··· DATA ROWS ···
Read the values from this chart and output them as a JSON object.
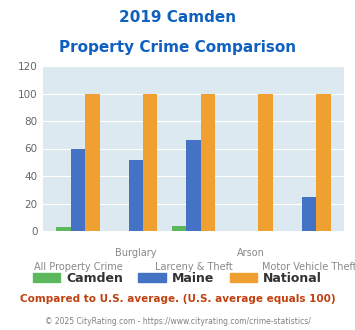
{
  "title_line1": "2019 Camden",
  "title_line2": "Property Crime Comparison",
  "categories": [
    "All Property Crime",
    "Burglary",
    "Larceny & Theft",
    "Arson",
    "Motor Vehicle Theft"
  ],
  "x_top_labels": [
    "",
    "Burglary",
    "",
    "Arson",
    ""
  ],
  "x_bottom_labels": [
    "All Property Crime",
    "",
    "Larceny & Theft",
    "",
    "Motor Vehicle Theft"
  ],
  "camden_values": [
    3,
    0,
    4,
    0,
    0
  ],
  "maine_values": [
    60,
    52,
    66,
    0,
    25
  ],
  "national_values": [
    100,
    100,
    100,
    100,
    100
  ],
  "camden_color": "#5cb85c",
  "maine_color": "#4472c4",
  "national_color": "#f0a030",
  "plot_bg_color": "#dce9f0",
  "ylim": [
    0,
    120
  ],
  "yticks": [
    0,
    20,
    40,
    60,
    80,
    100,
    120
  ],
  "legend_labels": [
    "Camden",
    "Maine",
    "National"
  ],
  "footer_text1": "Compared to U.S. average. (U.S. average equals 100)",
  "footer_text2": "© 2025 CityRating.com - https://www.cityrating.com/crime-statistics/",
  "title_color": "#1060c0",
  "footer1_color": "#c04010",
  "footer2_color": "#808080"
}
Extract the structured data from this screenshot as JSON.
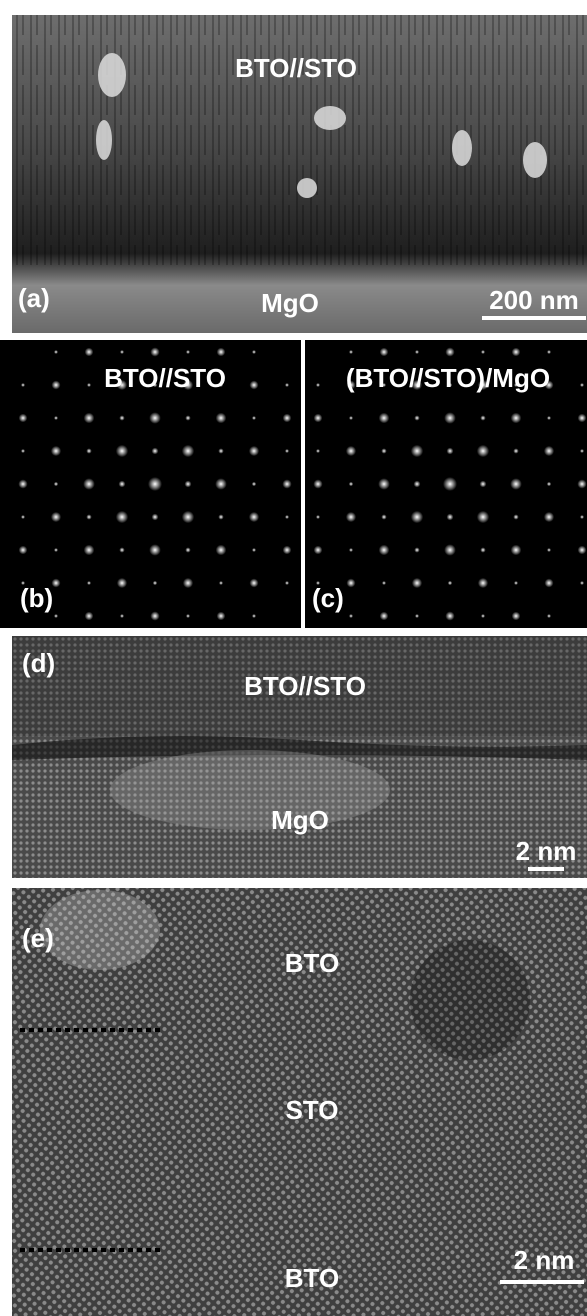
{
  "panels": [
    {
      "label": "(a)",
      "texts": [
        "BTO//STO",
        "MgO"
      ],
      "scale_bar": "200 nm"
    },
    {
      "label": "(b)",
      "texts": [
        "BTO//STO"
      ]
    },
    {
      "label": "(c)",
      "texts": [
        "(BTO//STO)/MgO"
      ]
    },
    {
      "label": "(d)",
      "texts": [
        "BTO//STO",
        "MgO"
      ],
      "scale_bar": "2 nm"
    },
    {
      "label": "(e)",
      "texts": [
        "BTO",
        "STO",
        "BTO"
      ],
      "scale_bar": "2 nm"
    }
  ]
}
···
Write out every line of the preceding listing that contains "this".

Read the values from this chart and output them as a JSON object.
Extract the structured data from this screenshot as JSON.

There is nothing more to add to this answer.